-- START --

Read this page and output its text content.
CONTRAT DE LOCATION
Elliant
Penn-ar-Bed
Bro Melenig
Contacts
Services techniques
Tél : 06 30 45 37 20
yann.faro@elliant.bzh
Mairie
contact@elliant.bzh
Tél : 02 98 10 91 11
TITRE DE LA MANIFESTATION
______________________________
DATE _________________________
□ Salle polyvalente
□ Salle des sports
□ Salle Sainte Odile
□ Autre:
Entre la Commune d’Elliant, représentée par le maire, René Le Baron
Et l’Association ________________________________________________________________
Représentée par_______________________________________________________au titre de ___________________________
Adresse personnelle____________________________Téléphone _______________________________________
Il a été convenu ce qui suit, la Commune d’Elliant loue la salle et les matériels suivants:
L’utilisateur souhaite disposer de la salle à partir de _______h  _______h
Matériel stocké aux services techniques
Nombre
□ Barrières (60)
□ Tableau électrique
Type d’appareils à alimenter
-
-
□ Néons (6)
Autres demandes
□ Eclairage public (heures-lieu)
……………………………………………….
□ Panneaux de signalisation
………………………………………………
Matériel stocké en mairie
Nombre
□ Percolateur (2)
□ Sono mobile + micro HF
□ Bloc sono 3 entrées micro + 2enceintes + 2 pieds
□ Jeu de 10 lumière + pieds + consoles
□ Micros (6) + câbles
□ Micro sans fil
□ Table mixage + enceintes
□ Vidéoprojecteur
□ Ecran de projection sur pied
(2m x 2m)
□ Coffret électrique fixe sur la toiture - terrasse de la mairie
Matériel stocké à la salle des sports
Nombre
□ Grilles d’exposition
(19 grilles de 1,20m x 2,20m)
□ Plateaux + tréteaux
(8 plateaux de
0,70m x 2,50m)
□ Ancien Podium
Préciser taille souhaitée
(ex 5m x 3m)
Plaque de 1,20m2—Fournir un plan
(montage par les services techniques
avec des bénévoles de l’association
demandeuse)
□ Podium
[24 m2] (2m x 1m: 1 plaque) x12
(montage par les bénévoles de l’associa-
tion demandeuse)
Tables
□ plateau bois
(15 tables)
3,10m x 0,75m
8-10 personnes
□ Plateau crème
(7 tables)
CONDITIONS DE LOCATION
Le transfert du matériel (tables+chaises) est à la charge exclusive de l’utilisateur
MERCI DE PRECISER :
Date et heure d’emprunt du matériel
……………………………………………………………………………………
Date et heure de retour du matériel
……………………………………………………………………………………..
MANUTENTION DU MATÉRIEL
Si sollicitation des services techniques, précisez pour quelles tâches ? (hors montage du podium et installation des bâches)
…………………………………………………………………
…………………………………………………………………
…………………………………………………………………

-- END --

- Brief:
Write out the whole listing again. Match it word for word.

- Exercise output:
Read this page and output its text content.
CONTRAT DE LOCATION
Elliant
Penn-ar-Bed
Bro Melenig
Contacts
Services techniques
Tél : 06 30 45 37 20
yann.faro@elliant.bzh
Mairie
contact@elliant.bzh
Tél : 02 98 10 91 11
TITRE DE LA MANIFESTATION
______________________________
DATE _________________________
□ Salle polyvalente
□ Salle des sports
□ Salle Sainte Odile
□ Autre:
Entre la Commune d’Elliant, représentée par le maire, René Le Baron
Et l’Association ________________________________________________________________
Représentée par_______________________________________________________au titre de ___________________________
Adresse personnelle____________________________Téléphone _______________________________________
Il a été convenu ce qui suit, la Commune d’Elliant loue la salle et les matériels suivants:
L’utilisateur souhaite disposer de la salle à partir de _______h  _______h
Matériel stocké aux services techniques
Nombre
□ Barrières (60)
□ Tableau électrique
Type d’appareils à alimenter
-
-
□ Néons (6)
Autres demandes
□ Eclairage public (heures-lieu)
……………………………………………….
□ Panneaux de signalisation
………………………………………………
Matériel stocké en mairie
Nombre
□ Percolateur (2)
□ Sono mobile + micro HF
□ Bloc sono 3 entrées micro + 2enceintes + 2 pieds
□ Jeu de 10 lumière + pieds + consoles
□ Micros (6) + câbles
□ Micro sans fil
□ Table mixage + enceintes
□ Vidéoprojecteur
□ Ecran de projection sur pied
(2m x 2m)
□ Coffret électrique fixe sur la toiture - terrasse de la mairie
Matériel stocké à la salle des sports
Nombre
□ Grilles d’exposition
(19 grilles de 1,20m x 2,20m)
□ Plateaux + tréteaux
(8 plateaux de
0,70m x 2,50m)
□ Ancien Podium
Préciser taille souhaitée
(ex 5m x 3m)
Plaque de 1,20m2—Fournir un plan
(montage par les services techniques
avec des bénévoles de l’association
demandeuse)
□ Podium
[24 m2] (2m x 1m: 1 plaque) x12
(montage par les bénévoles de l’associa-
tion demandeuse)
Tables
□ plateau bois
(15 tables)
3,10m x 0,75m
8-10 personnes
□ Plateau crème
(7 tables)
CONDITIONS DE LOCATION
Le transfert du matériel (tables+chaises) est à la charge exclusive de l’utilisateur
MERCI DE PRECISER :
Date et heure d’emprunt du matériel
……………………………………………………………………………………
Date et heure de retour du matériel
……………………………………………………………………………………..
MANUTENTION DU MATÉRIEL
Si sollicitation des services techniques, précisez pour quelles tâches ? (hors montage du podium et installation des bâches)
…………………………………………………………………
…………………………………………………………………
…………………………………………………………………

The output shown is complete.